Extract the lines that hold the string "this".

+ + + + + + +

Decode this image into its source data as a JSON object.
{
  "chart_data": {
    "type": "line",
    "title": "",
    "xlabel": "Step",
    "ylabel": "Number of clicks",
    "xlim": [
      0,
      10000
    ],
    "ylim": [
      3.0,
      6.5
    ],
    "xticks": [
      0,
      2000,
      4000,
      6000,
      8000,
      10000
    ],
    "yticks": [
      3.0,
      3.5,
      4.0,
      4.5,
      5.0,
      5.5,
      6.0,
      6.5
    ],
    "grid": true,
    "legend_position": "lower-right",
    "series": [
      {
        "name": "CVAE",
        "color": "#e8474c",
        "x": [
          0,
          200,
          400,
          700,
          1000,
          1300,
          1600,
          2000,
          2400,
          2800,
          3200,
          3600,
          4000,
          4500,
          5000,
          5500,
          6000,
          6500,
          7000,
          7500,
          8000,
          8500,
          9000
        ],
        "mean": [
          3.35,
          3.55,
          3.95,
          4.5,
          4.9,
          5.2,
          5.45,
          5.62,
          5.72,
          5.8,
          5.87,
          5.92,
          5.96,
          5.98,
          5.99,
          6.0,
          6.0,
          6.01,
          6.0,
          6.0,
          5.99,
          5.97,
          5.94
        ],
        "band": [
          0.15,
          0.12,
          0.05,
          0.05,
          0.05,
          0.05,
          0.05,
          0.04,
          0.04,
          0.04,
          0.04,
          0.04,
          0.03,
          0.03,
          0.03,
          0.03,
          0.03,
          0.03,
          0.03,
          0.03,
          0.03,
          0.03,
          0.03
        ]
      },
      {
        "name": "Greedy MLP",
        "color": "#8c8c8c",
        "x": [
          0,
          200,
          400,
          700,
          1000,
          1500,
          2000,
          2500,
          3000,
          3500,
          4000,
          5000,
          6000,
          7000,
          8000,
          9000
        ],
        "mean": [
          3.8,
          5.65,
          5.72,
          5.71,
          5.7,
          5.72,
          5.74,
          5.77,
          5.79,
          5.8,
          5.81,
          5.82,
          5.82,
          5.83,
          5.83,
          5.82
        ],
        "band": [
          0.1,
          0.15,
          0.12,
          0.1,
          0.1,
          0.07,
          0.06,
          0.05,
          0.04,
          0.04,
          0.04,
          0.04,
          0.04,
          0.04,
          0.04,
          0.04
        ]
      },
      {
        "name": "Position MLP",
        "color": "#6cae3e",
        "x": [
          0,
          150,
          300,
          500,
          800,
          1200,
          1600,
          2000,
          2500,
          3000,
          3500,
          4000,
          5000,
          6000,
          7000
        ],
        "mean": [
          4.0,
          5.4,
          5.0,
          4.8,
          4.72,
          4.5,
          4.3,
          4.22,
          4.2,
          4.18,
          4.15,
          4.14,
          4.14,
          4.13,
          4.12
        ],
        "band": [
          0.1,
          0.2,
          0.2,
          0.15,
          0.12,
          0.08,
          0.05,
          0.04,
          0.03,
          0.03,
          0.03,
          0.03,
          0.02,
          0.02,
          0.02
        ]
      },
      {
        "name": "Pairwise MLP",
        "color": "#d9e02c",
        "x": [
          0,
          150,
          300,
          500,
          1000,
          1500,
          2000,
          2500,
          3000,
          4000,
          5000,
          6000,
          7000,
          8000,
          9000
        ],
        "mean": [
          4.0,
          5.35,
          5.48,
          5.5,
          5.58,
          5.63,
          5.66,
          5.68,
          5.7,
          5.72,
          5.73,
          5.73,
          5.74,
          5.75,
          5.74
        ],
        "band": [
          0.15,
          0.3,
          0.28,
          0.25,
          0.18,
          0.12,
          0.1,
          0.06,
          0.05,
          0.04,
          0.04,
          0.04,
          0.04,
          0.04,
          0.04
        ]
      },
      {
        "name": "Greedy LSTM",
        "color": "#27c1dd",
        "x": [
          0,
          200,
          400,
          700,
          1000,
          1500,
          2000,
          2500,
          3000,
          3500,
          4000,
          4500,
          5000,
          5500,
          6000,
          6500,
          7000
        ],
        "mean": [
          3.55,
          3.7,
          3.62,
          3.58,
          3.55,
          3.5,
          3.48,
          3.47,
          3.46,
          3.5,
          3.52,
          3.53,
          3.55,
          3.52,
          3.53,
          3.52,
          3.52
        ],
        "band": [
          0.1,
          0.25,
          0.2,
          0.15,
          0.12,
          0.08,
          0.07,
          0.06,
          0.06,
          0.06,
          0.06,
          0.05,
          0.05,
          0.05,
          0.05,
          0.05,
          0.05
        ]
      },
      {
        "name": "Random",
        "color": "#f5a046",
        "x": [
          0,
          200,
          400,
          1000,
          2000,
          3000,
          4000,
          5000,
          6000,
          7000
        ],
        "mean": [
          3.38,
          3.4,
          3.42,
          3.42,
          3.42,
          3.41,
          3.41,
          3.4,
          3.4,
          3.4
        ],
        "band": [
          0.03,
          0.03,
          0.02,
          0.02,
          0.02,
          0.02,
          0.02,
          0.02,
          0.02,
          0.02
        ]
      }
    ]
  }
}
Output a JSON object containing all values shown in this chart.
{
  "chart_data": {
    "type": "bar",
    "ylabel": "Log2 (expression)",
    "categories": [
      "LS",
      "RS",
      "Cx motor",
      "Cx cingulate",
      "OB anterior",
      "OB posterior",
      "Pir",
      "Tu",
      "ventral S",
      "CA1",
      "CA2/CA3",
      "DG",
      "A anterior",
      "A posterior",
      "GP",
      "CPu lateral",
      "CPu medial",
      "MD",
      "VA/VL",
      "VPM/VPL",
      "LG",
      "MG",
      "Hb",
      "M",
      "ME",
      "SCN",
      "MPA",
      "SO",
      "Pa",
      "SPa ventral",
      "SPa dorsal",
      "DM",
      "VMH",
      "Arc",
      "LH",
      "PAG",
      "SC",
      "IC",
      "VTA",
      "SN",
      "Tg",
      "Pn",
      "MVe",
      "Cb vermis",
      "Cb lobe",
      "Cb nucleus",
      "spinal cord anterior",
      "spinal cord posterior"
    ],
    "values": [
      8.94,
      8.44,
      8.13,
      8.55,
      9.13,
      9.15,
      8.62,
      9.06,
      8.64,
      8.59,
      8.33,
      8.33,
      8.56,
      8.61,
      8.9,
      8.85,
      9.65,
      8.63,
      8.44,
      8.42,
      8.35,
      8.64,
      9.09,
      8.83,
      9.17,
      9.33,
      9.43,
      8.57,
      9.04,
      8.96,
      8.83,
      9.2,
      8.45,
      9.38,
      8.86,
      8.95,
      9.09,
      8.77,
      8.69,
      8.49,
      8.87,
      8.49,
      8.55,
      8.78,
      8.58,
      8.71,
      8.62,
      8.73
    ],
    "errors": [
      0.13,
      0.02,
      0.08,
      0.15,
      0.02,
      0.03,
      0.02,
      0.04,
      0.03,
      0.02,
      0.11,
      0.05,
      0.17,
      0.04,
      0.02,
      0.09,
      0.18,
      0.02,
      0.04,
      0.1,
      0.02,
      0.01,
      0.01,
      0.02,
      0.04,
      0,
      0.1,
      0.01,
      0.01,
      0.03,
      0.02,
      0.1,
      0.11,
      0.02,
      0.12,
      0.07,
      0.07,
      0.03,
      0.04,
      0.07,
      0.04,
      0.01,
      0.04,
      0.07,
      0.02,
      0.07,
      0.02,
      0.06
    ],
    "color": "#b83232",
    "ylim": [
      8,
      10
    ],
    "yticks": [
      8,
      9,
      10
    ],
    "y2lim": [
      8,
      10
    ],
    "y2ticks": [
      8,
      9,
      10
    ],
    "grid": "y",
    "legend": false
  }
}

+ + + + + + +

- Complete output:
Decode this image into its source data as a JSON object.
Output a JSON object containing all values shown in this chart.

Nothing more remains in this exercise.